**Extracted entries**:
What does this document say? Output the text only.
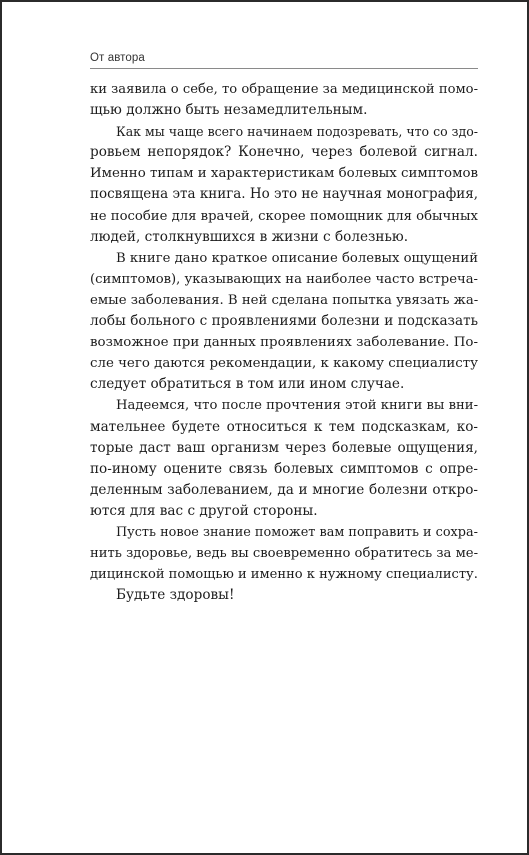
От автора
ки заявила о себе, то обращение за медицинской помо-
щью должно быть незамедлительным.
Как мы чаще всего начинаем подозревать, что со здо-
ровьем непорядок? Конечно, через болевой сигнал.
Именно типам и характеристикам болевых симптомов
посвящена эта книга. Но это не научная монография,
не пособие для врачей, скорее помощник для обычных
людей, столкнувшихся в жизни с болезнью.
В книге дано краткое описание болевых ощущений
(симптомов), указывающих на наиболее часто встреча-
емые заболевания. В ней сделана попытка увязать жа-
лобы больного с проявлениями болезни и подсказать
возможное при данных проявлениях заболевание. По-
сле чего даются рекомендации, к какому специалисту
следует обратиться в том или ином случае.
Надеемся, что после прочтения этой книги вы вни-
мательнее будете относиться к тем подсказкам, ко-
торые даст ваш организм через болевые ощущения,
по-иному оцените связь болевых симптомов с опре-
деленным заболеванием, да и многие болезни откро-
ются для вас с другой стороны.
Пусть новое знание поможет вам поправить и сохра-
нить здоровье, ведь вы своевременно обратитесь за ме-
дицинской помощью и именно к нужному специалисту.
Будьте здоровы!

**Task statement**: Give the count of lines in the records that contain "через", and no other text.

**Solution**: 2